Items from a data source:

▬▬▬▬▬▬

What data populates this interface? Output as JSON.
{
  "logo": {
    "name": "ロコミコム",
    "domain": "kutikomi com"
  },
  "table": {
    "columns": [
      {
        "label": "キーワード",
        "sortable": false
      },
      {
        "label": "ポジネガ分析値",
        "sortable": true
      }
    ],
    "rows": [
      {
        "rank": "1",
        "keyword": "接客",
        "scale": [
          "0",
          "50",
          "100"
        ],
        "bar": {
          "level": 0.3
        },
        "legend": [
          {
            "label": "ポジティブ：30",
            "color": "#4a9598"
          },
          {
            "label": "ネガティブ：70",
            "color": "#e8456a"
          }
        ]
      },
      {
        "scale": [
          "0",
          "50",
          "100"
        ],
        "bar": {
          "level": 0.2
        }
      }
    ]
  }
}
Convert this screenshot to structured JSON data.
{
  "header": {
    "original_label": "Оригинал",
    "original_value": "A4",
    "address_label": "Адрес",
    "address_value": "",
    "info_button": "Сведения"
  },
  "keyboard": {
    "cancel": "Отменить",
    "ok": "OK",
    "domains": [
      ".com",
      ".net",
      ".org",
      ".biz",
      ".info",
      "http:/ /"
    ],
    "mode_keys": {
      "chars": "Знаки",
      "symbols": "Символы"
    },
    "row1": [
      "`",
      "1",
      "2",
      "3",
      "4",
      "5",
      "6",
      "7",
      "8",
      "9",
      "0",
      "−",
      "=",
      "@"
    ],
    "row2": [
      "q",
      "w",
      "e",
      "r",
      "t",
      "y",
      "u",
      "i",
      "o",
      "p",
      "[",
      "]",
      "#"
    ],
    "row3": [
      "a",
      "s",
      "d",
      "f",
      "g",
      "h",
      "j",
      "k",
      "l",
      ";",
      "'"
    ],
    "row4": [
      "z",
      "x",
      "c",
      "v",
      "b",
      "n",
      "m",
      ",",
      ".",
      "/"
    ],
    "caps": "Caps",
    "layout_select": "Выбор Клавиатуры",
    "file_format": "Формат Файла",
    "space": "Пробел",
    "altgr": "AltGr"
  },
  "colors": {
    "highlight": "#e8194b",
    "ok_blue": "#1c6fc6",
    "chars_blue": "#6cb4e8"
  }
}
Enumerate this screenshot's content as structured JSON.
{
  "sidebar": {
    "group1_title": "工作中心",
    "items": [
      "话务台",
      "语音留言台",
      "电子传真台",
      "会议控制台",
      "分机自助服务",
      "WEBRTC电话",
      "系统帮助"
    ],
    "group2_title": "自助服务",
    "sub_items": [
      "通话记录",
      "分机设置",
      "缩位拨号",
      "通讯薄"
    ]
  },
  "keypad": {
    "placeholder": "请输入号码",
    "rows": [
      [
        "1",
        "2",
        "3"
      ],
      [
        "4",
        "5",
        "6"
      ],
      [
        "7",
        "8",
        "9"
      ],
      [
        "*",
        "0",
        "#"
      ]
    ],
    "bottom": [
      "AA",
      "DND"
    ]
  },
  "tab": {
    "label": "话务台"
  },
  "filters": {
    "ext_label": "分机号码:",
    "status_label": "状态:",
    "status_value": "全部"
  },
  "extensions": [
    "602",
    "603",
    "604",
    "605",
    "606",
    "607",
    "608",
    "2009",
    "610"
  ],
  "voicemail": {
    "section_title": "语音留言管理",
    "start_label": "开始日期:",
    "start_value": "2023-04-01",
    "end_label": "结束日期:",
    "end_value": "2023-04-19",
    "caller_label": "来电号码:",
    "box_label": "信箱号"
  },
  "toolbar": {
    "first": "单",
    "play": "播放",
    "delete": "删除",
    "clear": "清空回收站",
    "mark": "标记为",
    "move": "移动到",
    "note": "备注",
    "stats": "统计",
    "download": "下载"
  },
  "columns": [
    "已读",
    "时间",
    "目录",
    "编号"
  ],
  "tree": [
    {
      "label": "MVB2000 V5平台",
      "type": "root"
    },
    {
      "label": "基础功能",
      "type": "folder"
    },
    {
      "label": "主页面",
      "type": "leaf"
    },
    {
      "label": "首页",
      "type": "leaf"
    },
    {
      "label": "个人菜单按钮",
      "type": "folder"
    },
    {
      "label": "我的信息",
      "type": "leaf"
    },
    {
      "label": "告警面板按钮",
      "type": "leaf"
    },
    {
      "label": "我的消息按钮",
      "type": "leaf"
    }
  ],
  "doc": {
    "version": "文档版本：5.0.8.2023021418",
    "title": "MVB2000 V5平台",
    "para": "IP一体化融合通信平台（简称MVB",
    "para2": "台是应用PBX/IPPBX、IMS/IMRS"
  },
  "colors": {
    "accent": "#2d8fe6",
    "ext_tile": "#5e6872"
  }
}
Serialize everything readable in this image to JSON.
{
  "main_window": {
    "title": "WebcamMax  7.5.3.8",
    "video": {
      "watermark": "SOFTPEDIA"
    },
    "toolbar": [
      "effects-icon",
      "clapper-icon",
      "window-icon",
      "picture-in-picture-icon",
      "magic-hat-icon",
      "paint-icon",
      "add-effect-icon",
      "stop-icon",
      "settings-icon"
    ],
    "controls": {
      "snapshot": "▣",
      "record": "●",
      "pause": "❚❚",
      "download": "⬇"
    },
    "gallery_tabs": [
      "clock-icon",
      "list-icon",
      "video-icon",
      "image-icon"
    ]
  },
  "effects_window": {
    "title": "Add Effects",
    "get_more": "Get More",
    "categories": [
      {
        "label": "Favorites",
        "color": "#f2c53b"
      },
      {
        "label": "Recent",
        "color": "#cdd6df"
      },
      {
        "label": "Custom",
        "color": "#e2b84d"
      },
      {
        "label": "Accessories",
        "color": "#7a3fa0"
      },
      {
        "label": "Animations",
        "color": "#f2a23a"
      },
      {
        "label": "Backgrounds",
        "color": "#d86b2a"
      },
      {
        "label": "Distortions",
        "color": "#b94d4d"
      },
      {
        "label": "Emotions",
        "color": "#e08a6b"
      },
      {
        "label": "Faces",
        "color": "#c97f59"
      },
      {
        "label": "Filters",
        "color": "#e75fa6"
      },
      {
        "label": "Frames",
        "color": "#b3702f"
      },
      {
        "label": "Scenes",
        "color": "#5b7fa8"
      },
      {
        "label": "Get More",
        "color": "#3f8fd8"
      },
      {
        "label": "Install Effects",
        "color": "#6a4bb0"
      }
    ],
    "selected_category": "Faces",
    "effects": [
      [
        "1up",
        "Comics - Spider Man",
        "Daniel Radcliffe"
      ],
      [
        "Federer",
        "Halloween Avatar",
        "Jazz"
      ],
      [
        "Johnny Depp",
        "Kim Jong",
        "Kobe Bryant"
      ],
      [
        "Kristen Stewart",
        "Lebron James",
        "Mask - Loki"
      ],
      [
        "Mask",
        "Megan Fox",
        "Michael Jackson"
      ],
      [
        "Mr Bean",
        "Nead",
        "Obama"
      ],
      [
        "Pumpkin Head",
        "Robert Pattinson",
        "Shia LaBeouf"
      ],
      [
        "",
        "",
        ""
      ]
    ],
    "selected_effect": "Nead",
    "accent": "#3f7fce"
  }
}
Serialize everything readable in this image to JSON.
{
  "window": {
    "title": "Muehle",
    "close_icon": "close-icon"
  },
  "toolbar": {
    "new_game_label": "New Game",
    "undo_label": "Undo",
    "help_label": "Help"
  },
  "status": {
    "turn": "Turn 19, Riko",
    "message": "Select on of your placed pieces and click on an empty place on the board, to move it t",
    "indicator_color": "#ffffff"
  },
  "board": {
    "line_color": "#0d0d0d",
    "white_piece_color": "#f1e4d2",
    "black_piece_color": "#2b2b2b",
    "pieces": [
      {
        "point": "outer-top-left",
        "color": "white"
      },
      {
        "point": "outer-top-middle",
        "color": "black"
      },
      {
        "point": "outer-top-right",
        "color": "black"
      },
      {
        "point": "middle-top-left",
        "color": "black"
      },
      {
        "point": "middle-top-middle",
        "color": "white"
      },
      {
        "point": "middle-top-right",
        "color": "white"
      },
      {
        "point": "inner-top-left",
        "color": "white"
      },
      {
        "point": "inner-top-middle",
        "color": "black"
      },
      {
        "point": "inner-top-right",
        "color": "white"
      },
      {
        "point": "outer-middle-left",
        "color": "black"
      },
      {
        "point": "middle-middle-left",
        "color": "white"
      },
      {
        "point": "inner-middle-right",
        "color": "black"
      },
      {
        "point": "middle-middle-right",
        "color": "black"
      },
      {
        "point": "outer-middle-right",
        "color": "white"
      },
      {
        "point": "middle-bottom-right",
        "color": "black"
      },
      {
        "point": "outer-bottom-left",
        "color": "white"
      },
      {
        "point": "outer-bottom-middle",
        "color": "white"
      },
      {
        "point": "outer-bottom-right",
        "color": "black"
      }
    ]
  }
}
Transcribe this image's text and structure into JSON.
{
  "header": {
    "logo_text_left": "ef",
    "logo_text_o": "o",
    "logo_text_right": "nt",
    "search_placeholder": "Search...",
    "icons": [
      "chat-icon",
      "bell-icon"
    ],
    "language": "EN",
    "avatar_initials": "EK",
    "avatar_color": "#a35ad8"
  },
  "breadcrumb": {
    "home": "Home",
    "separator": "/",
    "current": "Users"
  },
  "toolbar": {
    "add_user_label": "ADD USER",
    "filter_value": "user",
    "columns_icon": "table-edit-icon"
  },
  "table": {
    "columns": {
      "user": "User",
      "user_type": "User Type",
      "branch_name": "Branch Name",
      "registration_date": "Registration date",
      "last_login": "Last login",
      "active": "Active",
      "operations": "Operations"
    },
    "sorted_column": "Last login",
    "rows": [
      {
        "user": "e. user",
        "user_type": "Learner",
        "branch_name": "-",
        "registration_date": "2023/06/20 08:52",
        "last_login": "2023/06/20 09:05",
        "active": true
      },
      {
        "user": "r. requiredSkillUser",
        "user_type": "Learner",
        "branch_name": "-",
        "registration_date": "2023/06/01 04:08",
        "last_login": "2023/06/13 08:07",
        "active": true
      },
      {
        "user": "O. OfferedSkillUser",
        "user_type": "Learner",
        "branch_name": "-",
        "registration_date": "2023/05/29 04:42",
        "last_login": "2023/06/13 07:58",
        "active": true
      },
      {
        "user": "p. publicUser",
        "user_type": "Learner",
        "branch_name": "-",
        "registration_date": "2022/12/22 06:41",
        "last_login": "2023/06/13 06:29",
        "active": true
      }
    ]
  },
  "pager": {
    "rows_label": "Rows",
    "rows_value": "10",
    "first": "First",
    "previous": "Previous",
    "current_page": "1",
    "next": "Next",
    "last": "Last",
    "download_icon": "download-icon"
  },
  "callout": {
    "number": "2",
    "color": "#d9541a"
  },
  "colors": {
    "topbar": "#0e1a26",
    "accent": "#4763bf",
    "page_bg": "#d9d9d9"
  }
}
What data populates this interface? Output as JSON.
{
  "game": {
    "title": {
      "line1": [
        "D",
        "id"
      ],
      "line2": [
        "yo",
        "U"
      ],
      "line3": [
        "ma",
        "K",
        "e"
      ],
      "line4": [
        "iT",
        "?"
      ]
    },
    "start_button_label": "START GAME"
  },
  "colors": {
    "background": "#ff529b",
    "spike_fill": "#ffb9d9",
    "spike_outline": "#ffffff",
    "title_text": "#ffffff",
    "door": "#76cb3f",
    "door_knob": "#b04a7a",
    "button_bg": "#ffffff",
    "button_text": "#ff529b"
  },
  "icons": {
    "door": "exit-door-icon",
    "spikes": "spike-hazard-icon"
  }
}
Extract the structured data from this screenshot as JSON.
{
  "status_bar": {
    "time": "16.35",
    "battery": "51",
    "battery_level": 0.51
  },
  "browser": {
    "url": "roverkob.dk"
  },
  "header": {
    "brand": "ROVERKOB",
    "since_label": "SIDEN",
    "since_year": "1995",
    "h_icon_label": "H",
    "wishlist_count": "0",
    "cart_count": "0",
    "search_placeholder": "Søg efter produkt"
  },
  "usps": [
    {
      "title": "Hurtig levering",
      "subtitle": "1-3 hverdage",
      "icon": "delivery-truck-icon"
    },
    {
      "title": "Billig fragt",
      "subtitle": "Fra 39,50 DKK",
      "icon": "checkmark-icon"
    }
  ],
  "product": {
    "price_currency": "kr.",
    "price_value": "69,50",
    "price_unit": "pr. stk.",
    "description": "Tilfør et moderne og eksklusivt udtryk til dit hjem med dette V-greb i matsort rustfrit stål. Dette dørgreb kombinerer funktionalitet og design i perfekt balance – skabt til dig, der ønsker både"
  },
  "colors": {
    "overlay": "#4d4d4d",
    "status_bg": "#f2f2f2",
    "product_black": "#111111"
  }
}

▬▬▬▬▬▬

(TO BE DONE): Identify the lines that contain the string "pieces", and copy every one of them.

(RESULT):
    "message": "Select on of your placed pieces and click on an empty place on the board, to move it t",
    "pieces": [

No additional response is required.